## START RECORDS PROVIDED

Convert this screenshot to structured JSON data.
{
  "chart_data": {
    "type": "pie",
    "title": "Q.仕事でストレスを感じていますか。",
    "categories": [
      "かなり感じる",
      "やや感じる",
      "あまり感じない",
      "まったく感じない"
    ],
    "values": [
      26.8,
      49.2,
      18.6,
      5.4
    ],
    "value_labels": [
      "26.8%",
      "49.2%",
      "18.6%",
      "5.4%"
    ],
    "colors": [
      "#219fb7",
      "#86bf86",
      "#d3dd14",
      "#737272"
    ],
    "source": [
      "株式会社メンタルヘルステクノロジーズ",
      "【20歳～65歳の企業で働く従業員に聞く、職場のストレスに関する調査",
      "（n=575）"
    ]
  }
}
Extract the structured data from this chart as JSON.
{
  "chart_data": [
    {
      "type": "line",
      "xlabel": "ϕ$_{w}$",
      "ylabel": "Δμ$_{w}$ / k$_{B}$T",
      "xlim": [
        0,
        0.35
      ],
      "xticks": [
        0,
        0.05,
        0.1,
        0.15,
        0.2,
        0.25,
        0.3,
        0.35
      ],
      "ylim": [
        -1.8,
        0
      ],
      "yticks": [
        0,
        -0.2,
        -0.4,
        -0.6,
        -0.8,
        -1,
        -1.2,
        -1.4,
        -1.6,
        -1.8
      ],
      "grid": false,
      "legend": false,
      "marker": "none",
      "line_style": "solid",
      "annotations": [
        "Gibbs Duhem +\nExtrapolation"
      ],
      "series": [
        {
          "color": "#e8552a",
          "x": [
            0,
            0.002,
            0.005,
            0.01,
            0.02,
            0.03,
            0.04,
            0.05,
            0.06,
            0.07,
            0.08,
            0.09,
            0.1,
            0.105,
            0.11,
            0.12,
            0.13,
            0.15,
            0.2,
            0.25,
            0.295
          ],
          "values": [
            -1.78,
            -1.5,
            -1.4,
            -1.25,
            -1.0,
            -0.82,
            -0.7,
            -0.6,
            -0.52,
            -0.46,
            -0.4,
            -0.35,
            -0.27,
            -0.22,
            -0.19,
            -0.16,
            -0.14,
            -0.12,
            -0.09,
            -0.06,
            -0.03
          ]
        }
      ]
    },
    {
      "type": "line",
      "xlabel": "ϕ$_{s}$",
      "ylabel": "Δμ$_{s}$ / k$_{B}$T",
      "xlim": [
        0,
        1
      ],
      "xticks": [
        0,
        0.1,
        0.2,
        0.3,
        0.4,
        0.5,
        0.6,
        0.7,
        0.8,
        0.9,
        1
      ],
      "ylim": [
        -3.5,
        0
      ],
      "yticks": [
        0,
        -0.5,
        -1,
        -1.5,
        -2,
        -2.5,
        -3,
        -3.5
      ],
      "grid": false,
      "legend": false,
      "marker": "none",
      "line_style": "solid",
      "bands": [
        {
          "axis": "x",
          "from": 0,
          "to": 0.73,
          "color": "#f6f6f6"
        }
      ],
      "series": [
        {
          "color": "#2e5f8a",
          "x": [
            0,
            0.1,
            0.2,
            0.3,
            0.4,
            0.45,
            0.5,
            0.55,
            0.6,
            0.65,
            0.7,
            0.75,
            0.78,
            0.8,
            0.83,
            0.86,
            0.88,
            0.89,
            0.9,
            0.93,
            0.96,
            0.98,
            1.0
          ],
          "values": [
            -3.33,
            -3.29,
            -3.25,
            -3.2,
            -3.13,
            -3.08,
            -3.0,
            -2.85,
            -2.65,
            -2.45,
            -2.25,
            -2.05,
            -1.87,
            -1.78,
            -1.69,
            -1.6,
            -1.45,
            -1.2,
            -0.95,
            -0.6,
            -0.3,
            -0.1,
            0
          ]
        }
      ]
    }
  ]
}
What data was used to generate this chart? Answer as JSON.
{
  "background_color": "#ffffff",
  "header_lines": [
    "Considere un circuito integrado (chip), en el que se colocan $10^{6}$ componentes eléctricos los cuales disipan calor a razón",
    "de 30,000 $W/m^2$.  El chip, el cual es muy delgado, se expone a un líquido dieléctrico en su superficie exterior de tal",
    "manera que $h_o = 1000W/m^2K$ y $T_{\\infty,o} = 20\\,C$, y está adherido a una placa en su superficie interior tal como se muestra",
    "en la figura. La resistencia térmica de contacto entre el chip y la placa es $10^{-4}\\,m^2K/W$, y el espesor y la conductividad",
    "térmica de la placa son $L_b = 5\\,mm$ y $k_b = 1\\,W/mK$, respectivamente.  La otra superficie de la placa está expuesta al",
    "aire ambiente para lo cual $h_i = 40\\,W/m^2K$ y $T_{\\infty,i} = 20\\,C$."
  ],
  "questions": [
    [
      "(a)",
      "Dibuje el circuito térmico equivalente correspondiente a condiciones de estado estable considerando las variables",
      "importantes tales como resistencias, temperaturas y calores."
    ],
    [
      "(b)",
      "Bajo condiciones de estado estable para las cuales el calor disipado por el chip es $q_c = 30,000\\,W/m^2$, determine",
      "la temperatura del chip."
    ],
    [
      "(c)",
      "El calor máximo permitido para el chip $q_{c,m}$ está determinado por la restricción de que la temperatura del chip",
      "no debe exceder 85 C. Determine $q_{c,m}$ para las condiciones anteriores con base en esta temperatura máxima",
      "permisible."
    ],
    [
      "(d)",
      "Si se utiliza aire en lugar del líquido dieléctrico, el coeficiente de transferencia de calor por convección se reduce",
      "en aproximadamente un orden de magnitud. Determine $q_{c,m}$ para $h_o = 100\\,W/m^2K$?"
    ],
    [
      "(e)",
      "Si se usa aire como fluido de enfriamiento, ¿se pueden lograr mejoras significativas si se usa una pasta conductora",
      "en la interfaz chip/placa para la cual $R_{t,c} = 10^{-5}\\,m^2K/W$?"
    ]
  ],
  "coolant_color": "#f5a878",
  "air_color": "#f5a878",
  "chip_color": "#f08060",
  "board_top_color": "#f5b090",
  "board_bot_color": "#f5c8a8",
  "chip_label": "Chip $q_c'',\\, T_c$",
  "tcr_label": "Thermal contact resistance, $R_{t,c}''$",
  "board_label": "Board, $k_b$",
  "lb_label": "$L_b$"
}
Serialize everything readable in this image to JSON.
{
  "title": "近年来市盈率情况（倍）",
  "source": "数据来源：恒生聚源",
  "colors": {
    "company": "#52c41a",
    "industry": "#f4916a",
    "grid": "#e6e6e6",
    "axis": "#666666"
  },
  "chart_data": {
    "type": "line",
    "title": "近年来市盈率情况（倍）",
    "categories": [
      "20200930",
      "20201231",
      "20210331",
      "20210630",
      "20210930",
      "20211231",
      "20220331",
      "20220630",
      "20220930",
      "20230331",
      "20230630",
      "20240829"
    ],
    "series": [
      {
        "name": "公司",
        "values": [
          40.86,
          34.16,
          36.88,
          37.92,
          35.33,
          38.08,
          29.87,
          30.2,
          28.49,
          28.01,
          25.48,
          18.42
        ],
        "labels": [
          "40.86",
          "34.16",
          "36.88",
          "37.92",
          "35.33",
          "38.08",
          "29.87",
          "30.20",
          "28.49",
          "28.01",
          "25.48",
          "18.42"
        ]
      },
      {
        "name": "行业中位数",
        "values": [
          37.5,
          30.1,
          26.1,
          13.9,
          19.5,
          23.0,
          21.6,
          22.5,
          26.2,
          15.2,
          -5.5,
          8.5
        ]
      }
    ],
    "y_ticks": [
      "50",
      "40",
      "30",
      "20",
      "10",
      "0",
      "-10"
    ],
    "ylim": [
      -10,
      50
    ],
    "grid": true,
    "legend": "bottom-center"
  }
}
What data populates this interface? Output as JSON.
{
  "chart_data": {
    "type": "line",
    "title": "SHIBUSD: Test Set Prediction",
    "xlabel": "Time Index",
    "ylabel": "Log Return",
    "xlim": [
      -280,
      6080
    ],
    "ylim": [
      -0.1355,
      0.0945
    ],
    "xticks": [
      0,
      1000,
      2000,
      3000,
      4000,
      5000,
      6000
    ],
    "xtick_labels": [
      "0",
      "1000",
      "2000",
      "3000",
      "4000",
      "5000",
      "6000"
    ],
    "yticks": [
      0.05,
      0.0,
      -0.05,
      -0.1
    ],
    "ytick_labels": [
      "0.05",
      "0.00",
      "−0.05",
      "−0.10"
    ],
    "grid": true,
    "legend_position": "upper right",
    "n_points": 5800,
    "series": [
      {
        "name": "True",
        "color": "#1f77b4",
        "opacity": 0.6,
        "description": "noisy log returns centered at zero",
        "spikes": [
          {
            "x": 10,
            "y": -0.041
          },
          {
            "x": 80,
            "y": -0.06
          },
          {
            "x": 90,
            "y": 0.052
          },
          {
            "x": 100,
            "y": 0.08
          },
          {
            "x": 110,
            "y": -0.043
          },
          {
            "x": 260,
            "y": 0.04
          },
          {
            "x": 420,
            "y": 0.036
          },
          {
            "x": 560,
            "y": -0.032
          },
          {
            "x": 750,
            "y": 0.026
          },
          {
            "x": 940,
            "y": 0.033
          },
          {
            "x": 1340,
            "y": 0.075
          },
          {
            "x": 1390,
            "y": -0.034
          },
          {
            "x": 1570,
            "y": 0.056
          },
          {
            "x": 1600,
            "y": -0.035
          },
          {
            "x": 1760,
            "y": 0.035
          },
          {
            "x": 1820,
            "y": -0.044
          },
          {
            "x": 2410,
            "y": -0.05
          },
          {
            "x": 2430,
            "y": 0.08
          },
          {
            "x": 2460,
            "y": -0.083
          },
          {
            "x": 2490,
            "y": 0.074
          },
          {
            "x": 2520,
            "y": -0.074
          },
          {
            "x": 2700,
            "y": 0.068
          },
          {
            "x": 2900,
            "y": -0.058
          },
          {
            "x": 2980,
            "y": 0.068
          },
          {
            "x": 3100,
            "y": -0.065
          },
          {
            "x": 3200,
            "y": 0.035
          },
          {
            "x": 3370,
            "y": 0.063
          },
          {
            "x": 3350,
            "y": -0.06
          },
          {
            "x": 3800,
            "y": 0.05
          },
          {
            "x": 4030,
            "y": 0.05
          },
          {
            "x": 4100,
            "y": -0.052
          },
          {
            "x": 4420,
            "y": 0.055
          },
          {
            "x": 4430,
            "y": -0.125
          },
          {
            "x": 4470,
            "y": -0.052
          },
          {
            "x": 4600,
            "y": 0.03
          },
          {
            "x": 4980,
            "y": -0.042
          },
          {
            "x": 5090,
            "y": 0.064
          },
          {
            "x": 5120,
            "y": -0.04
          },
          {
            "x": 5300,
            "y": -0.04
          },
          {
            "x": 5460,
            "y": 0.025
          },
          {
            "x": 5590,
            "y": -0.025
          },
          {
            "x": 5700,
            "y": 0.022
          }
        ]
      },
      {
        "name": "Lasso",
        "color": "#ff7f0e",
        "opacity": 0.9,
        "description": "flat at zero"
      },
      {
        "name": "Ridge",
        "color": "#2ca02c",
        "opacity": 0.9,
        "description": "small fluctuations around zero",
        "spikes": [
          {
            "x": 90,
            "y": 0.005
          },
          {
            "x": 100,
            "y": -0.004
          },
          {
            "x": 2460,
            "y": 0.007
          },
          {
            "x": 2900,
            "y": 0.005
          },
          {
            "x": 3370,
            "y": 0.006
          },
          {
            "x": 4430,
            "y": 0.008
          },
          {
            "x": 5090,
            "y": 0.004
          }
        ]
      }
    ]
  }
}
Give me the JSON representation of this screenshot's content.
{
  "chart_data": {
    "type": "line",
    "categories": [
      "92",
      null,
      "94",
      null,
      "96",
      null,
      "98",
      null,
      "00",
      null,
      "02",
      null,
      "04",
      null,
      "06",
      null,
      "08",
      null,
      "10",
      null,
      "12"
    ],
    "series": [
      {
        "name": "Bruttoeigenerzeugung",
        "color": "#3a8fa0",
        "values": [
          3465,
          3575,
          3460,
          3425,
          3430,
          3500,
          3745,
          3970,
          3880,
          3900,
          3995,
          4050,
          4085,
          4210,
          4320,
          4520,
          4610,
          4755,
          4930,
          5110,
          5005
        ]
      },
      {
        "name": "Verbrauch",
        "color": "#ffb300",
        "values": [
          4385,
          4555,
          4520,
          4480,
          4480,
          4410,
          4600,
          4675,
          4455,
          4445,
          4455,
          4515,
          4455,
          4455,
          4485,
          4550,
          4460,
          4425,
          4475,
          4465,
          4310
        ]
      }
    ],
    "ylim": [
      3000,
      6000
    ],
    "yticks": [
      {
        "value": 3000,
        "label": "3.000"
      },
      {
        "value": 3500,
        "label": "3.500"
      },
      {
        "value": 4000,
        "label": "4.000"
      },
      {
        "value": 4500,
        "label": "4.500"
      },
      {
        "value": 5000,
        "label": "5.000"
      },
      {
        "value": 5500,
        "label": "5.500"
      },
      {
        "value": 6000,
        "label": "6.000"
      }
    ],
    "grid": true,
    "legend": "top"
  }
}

## END RECORDS PROVIDED

§ **EXERCISE OBJECTIVE**: Extract every line above containing the word "cuales".

§ **OUTPUT FOR THIS TASK**:
    "Considere un circuito integrado (chip), en el que se colocan $10^{6}$ componentes eléctricos los cuales disipan calor a razón",
      "Bajo condiciones de estado estable para las cuales el calor disipado por el chip es $q_c = 30,000\\,W/m^2$, determine",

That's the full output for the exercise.